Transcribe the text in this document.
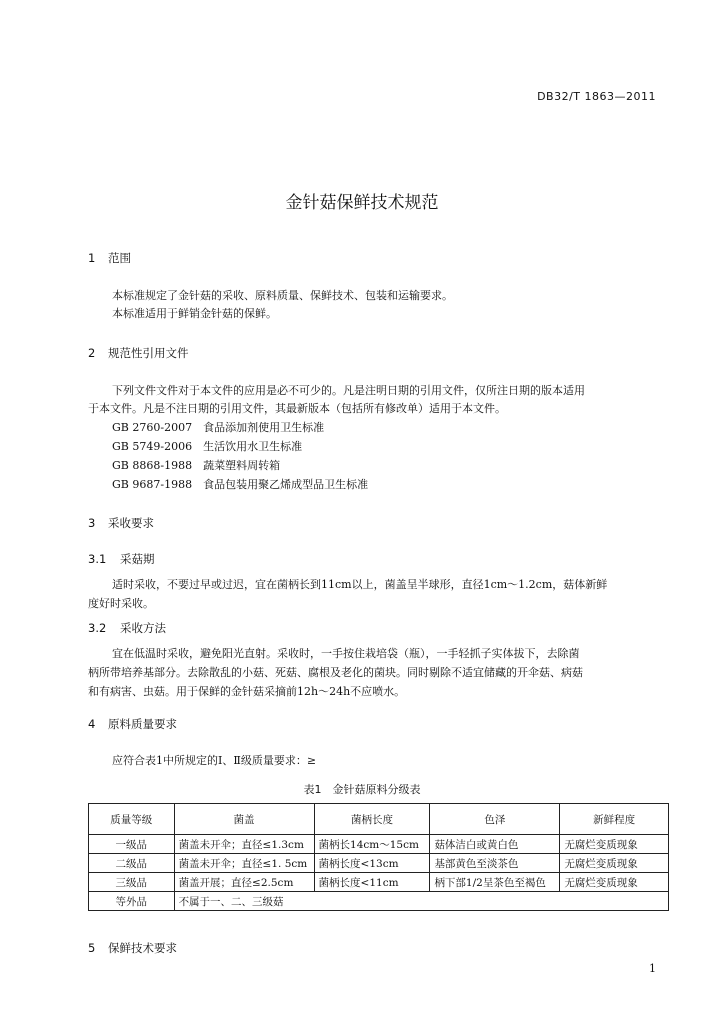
DB32/T 1863—2011
金针菇保鲜技术规范
1 范围
本标准规定了金针菇的采收、原料质量、保鲜技术、包装和运输要求。
本标准适用于鲜销金针菇的保鲜。
2 规范性引用文件
下列文件文件对于本文件的应用是必不可少的。凡是注明日期的引用文件，仅所注日期的版本适用
于本文件。凡是不注日期的引用文件，其最新版本（包括所有修改单）适用于本文件。
GB 2760-2007　食品添加剂使用卫生标准
GB 5749-2006　生活饮用水卫生标准
GB 8868-1988　蔬菜塑料周转箱
GB 9687-1988　食品包装用聚乙烯成型品卫生标准
3 采收要求
3.1 采菇期
适时采收，不要过早或过迟，宜在菌柄长到11cm以上，菌盖呈半球形，直径1cm～1.2cm，菇体新鲜
度好时采收。
3.2 采收方法
宜在低温时采收，避免阳光直射。采收时，一手按住栽培袋（瓶），一手轻抓子实体拔下，去除菌
柄所带培养基部分。去除散乱的小菇、死菇、腐根及老化的菌块。同时剔除不适宜储藏的开伞菇、病菇
和有病害、虫菇。用于保鲜的金针菇采摘前12h～24h不应喷水。
4 原料质量要求
应符合表1中所规定的Ⅰ、Ⅱ级质量要求：≥
表1　金针菇原料分级表
质量等级	菌盖	菌柄长度	色泽	新鲜程度
一级品	菌盖未开伞；直径≤1.3cm	菌柄长14cm～15cm	菇体洁白或黄白色	无腐烂变质现象
二级品	菌盖未开伞；直径≤1. 5cm	菌柄长度<13cm	基部黄色至淡茶色	无腐烂变质现象
三级品	菌盖开展；直径≤2.5cm	菌柄长度<11cm	柄下部1/2呈茶色至褐色	无腐烂变质现象
等外品	不属于一、二、三级菇			
5 保鲜技术要求
1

-=-=-=-=-

* [GOAL] Set down all the data again exactly as above, pictures excluded.

* [PROBLEM SOLUTION]
Transcribe the text in this document.
DB32/T 1863—2011
金针菇保鲜技术规范
1 范围
本标准规定了金针菇的采收、原料质量、保鲜技术、包装和运输要求。
本标准适用于鲜销金针菇的保鲜。
2 规范性引用文件
下列文件文件对于本文件的应用是必不可少的。凡是注明日期的引用文件，仅所注日期的版本适用
于本文件。凡是不注日期的引用文件，其最新版本（包括所有修改单）适用于本文件。
GB 2760-2007　食品添加剂使用卫生标准
GB 5749-2006　生活饮用水卫生标准
GB 8868-1988　蔬菜塑料周转箱
GB 9687-1988　食品包装用聚乙烯成型品卫生标准
3 采收要求
3.1 采菇期
适时采收，不要过早或过迟，宜在菌柄长到11cm以上，菌盖呈半球形，直径1cm～1.2cm，菇体新鲜
度好时采收。
3.2 采收方法
宜在低温时采收，避免阳光直射。采收时，一手按住栽培袋（瓶），一手轻抓子实体拔下，去除菌
柄所带培养基部分。去除散乱的小菇、死菇、腐根及老化的菌块。同时剔除不适宜储藏的开伞菇、病菇
和有病害、虫菇。用于保鲜的金针菇采摘前12h～24h不应喷水。
4 原料质量要求
应符合表1中所规定的Ⅰ、Ⅱ级质量要求：≥
表1　金针菇原料分级表
质量等级	菌盖	菌柄长度	色泽	新鲜程度
一级品	菌盖未开伞；直径≤1.3cm	菌柄长14cm～15cm	菇体洁白或黄白色	无腐烂变质现象
二级品	菌盖未开伞；直径≤1. 5cm	菌柄长度<13cm	基部黄色至淡茶色	无腐烂变质现象
三级品	菌盖开展；直径≤2.5cm	菌柄长度<11cm	柄下部1/2呈茶色至褐色	无腐烂变质现象
等外品	不属于一、二、三级菇			
5 保鲜技术要求
1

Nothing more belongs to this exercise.